Exercise goal: Copy the lines holding the word "Frequenza", all of them.

Records for the task:
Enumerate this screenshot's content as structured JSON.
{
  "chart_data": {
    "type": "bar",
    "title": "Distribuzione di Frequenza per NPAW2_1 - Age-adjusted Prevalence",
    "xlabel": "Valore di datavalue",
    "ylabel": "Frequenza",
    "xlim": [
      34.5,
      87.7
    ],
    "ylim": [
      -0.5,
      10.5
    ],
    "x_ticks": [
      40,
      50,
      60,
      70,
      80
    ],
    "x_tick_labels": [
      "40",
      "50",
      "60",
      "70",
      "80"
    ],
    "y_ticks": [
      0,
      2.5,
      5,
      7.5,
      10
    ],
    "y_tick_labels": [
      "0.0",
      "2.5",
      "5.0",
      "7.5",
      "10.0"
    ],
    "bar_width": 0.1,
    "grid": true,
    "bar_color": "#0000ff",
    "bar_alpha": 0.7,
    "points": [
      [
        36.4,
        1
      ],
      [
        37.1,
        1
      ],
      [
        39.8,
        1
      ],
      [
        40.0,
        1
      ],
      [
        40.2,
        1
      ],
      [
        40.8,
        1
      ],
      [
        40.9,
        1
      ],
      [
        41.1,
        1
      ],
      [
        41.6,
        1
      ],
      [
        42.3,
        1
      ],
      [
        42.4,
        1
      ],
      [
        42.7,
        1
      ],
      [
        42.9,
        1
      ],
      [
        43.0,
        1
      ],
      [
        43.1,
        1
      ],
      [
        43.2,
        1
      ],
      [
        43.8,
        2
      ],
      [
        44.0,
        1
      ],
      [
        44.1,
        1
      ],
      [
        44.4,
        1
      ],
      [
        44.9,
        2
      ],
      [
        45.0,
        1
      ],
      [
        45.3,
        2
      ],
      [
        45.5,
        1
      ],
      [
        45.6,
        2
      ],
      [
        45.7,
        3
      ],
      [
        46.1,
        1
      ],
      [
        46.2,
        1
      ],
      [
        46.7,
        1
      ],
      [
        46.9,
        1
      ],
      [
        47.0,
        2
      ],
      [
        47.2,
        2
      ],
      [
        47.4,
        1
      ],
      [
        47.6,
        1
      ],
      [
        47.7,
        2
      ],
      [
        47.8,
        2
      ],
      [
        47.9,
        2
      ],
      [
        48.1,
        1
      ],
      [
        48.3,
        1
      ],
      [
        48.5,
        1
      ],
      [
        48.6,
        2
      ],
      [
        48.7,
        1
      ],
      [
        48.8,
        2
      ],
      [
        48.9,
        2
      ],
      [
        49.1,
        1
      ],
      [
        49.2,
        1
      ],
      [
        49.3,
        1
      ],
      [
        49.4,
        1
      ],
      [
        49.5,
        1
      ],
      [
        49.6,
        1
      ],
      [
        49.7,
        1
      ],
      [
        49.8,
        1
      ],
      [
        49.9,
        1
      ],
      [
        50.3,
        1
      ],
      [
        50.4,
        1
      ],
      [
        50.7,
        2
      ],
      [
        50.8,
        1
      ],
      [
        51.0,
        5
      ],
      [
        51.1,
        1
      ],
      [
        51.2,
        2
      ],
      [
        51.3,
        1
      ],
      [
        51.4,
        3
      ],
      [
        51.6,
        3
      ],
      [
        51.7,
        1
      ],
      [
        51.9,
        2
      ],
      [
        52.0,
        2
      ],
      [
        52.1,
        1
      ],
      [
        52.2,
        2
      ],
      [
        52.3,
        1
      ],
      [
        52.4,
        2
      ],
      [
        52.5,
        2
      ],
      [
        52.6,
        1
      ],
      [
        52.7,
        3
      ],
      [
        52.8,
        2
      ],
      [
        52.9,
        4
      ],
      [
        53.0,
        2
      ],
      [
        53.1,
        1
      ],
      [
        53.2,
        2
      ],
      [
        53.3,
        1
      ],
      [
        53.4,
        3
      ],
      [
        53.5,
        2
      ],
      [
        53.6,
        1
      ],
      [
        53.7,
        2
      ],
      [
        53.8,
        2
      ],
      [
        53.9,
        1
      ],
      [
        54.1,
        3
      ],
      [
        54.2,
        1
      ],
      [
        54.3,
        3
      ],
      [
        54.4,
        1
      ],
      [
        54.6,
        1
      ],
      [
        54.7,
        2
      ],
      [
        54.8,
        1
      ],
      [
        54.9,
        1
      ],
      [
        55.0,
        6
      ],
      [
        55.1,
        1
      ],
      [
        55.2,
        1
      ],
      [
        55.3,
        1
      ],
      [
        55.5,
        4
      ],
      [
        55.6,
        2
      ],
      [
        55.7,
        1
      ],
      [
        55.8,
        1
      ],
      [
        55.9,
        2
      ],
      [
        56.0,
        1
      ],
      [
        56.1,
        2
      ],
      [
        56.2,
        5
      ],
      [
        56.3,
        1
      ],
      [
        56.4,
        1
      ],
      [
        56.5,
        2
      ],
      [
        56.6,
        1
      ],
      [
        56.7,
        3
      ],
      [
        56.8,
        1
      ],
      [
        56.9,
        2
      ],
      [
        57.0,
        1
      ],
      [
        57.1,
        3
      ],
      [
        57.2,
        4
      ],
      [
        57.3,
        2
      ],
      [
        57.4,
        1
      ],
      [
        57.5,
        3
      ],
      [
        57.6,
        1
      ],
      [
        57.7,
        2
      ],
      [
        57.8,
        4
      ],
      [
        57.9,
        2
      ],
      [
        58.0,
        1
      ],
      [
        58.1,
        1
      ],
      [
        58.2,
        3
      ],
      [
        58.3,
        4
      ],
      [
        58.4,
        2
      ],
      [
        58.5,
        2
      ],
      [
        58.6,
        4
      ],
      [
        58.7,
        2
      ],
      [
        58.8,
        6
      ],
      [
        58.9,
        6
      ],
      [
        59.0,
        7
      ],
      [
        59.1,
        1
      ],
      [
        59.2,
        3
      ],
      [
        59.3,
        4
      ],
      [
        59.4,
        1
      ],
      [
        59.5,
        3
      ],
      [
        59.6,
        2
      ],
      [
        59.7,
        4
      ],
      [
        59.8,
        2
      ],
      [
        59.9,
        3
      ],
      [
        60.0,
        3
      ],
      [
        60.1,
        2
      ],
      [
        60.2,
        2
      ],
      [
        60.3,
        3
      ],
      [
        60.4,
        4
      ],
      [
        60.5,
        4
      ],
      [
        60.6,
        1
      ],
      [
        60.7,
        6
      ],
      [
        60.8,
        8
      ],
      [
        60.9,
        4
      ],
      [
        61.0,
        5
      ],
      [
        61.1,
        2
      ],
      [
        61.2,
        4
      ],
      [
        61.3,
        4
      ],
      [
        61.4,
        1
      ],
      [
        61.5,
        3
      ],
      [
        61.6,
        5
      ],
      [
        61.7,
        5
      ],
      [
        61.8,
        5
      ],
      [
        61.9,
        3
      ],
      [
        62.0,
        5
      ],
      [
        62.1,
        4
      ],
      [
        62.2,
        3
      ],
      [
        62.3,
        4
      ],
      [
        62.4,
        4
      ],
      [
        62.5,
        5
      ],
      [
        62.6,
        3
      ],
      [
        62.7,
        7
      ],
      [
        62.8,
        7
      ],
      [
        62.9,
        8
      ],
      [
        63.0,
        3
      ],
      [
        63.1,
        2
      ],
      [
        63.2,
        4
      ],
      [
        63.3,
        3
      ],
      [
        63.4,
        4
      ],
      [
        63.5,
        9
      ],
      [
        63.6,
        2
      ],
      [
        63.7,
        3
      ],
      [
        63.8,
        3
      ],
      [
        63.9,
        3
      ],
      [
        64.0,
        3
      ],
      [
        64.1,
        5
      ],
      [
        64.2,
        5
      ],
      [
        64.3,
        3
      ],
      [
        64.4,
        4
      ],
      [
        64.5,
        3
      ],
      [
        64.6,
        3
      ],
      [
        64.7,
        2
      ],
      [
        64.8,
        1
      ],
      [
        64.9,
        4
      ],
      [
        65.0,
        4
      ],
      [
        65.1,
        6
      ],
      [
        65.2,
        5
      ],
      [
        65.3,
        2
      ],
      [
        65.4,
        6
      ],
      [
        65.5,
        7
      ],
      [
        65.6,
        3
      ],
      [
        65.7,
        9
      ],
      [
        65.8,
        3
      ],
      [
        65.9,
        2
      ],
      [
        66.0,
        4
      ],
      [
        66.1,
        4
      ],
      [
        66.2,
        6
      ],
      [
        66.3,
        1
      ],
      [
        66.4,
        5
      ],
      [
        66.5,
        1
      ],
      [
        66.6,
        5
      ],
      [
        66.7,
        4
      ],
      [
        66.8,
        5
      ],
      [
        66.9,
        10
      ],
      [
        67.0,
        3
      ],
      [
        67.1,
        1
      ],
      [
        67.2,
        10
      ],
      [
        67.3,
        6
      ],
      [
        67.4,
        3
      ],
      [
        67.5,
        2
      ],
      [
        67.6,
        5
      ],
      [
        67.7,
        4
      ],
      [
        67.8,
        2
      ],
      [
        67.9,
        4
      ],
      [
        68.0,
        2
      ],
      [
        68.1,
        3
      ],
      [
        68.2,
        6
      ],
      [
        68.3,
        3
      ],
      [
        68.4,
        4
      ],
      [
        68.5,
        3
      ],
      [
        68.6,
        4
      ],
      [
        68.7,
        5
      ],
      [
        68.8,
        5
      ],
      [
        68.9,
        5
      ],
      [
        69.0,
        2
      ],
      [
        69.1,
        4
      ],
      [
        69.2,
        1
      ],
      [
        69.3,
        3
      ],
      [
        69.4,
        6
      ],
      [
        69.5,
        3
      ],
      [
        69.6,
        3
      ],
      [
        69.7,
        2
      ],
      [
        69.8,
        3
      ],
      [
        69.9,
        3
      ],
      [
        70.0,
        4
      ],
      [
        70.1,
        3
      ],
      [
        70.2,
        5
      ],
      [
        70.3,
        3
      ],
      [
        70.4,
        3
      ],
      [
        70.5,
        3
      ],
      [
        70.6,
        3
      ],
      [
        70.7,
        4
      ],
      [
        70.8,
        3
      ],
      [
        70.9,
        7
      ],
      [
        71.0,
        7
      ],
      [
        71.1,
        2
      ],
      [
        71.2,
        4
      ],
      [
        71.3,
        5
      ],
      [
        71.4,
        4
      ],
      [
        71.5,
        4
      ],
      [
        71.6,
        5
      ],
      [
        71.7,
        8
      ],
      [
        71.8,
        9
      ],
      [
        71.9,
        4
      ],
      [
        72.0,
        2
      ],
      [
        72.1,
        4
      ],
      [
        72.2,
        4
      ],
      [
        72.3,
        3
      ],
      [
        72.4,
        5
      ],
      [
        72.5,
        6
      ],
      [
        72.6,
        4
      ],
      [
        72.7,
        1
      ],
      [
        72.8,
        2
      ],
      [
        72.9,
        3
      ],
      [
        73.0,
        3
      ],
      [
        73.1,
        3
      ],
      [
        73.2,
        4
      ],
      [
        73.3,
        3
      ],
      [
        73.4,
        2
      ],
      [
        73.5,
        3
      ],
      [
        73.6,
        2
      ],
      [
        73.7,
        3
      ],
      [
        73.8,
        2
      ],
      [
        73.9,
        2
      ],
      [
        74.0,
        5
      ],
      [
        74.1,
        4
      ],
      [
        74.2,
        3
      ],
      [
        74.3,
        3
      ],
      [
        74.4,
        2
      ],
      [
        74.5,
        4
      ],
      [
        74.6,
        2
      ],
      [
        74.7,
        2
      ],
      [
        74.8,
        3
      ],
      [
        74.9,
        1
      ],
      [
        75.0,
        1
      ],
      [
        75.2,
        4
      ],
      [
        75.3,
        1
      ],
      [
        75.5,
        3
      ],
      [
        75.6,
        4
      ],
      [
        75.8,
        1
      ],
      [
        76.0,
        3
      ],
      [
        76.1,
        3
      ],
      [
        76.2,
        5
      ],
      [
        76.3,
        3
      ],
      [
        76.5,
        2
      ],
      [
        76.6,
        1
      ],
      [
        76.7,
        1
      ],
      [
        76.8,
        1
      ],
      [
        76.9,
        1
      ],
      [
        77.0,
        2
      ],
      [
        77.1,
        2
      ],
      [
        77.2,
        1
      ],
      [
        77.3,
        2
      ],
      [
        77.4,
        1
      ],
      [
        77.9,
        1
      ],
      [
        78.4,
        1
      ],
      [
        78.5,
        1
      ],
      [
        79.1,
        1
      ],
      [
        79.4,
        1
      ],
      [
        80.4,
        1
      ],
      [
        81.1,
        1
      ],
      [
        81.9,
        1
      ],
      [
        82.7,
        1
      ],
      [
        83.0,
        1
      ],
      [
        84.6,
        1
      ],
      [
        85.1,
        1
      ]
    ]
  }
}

Exercise solution:
    "title": "Distribuzione di Frequenza per NPAW2_1 - Age-adjusted Prevalence",
    "ylabel": "Frequenza",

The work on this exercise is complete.